Please print all of the material below, word for word.
START MATERIAL FOR THIS EXERCISE
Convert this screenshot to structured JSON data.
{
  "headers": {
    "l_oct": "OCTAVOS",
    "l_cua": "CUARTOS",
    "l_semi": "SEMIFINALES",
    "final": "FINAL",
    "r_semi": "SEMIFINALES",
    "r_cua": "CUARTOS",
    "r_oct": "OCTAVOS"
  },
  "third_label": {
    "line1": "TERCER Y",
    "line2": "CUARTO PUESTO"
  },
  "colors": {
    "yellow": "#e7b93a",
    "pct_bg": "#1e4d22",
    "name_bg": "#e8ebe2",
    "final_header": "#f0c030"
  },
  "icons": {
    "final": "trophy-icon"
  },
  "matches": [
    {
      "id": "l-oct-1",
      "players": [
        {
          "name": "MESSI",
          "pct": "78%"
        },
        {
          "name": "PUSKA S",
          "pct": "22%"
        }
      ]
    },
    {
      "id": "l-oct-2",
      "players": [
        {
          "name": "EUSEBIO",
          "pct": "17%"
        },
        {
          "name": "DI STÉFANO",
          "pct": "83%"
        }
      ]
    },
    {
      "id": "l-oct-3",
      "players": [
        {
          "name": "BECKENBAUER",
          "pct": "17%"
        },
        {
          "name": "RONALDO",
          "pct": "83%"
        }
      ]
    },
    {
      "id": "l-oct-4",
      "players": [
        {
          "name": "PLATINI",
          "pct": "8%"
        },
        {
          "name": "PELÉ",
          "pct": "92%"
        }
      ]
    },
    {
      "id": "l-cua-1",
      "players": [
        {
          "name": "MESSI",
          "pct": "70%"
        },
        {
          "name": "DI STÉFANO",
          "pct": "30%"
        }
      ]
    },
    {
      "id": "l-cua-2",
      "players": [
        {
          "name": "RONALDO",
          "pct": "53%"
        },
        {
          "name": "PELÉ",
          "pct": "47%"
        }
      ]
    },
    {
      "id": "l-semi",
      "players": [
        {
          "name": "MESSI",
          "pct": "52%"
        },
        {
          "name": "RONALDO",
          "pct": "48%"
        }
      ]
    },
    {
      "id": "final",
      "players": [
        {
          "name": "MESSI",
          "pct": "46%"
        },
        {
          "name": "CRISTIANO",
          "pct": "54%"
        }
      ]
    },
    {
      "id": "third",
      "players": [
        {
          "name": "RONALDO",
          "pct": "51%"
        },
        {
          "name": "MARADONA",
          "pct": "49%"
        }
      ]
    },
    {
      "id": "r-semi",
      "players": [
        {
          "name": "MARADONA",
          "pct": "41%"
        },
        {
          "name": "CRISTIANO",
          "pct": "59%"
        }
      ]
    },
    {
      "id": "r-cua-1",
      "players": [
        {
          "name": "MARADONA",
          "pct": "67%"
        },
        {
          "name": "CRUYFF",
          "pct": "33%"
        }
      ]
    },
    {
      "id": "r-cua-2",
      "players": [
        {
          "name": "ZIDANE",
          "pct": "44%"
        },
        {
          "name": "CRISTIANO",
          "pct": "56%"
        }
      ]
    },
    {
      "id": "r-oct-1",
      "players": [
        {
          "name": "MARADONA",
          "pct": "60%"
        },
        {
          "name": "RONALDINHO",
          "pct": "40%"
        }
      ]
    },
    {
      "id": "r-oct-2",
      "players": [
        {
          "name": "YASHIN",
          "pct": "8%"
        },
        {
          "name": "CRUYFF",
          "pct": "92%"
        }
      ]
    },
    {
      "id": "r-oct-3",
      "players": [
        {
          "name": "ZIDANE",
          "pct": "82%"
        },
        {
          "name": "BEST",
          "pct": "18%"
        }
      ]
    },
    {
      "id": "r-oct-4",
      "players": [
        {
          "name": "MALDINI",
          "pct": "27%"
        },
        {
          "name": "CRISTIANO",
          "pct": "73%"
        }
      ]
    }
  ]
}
END MATERIAL FOR THIS EXERCISE
■ RESULT
Convert this screenshot to structured JSON data.
{
  "headers": {
    "l_oct": "OCTAVOS",
    "l_cua": "CUARTOS",
    "l_semi": "SEMIFINALES",
    "final": "FINAL",
    "r_semi": "SEMIFINALES",
    "r_cua": "CUARTOS",
    "r_oct": "OCTAVOS"
  },
  "third_label": {
    "line1": "TERCER Y",
    "line2": "CUARTO PUESTO"
  },
  "colors": {
    "yellow": "#e7b93a",
    "pct_bg": "#1e4d22",
    "name_bg": "#e8ebe2",
    "final_header": "#f0c030"
  },
  "icons": {
    "final": "trophy-icon"
  },
  "matches": [
    {
      "id": "l-oct-1",
      "players": [
        {
          "name": "MESSI",
          "pct": "78%"
        },
        {
          "name": "PUSKA S",
          "pct": "22%"
        }
      ]
    },
    {
      "id": "l-oct-2",
      "players": [
        {
          "name": "EUSEBIO",
          "pct": "17%"
        },
        {
          "name": "DI STÉFANO",
          "pct": "83%"
        }
      ]
    },
    {
      "id": "l-oct-3",
      "players": [
        {
          "name": "BECKENBAUER",
          "pct": "17%"
        },
        {
          "name": "RONALDO",
          "pct": "83%"
        }
      ]
    },
    {
      "id": "l-oct-4",
      "players": [
        {
          "name": "PLATINI",
          "pct": "8%"
        },
        {
          "name": "PELÉ",
          "pct": "92%"
        }
      ]
    },
    {
      "id": "l-cua-1",
      "players": [
        {
          "name": "MESSI",
          "pct": "70%"
        },
        {
          "name": "DI STÉFANO",
          "pct": "30%"
        }
      ]
    },
    {
      "id": "l-cua-2",
      "players": [
        {
          "name": "RONALDO",
          "pct": "53%"
        },
        {
          "name": "PELÉ",
          "pct": "47%"
        }
      ]
    },
    {
      "id": "l-semi",
      "players": [
        {
          "name": "MESSI",
          "pct": "52%"
        },
        {
          "name": "RONALDO",
          "pct": "48%"
        }
      ]
    },
    {
      "id": "final",
      "players": [
        {
          "name": "MESSI",
          "pct": "46%"
        },
        {
          "name": "CRISTIANO",
          "pct": "54%"
        }
      ]
    },
    {
      "id": "third",
      "players": [
        {
          "name": "RONALDO",
          "pct": "51%"
        },
        {
          "name": "MARADONA",
          "pct": "49%"
        }
      ]
    },
    {
      "id": "r-semi",
      "players": [
        {
          "name": "MARADONA",
          "pct": "41%"
        },
        {
          "name": "CRISTIANO",
          "pct": "59%"
        }
      ]
    },
    {
      "id": "r-cua-1",
      "players": [
        {
          "name": "MARADONA",
          "pct": "67%"
        },
        {
          "name": "CRUYFF",
          "pct": "33%"
        }
      ]
    },
    {
      "id": "r-cua-2",
      "players": [
        {
          "name": "ZIDANE",
          "pct": "44%"
        },
        {
          "name": "CRISTIANO",
          "pct": "56%"
        }
      ]
    },
    {
      "id": "r-oct-1",
      "players": [
        {
          "name": "MARADONA",
          "pct": "60%"
        },
        {
          "name": "RONALDINHO",
          "pct": "40%"
        }
      ]
    },
    {
      "id": "r-oct-2",
      "players": [
        {
          "name": "YASHIN",
          "pct": "8%"
        },
        {
          "name": "CRUYFF",
          "pct": "92%"
        }
      ]
    },
    {
      "id": "r-oct-3",
      "players": [
        {
          "name": "ZIDANE",
          "pct": "82%"
        },
        {
          "name": "BEST",
          "pct": "18%"
        }
      ]
    },
    {
      "id": "r-oct-4",
      "players": [
        {
          "name": "MALDINI",
          "pct": "27%"
        },
        {
          "name": "CRISTIANO",
          "pct": "73%"
        }
      ]
    }
  ]
}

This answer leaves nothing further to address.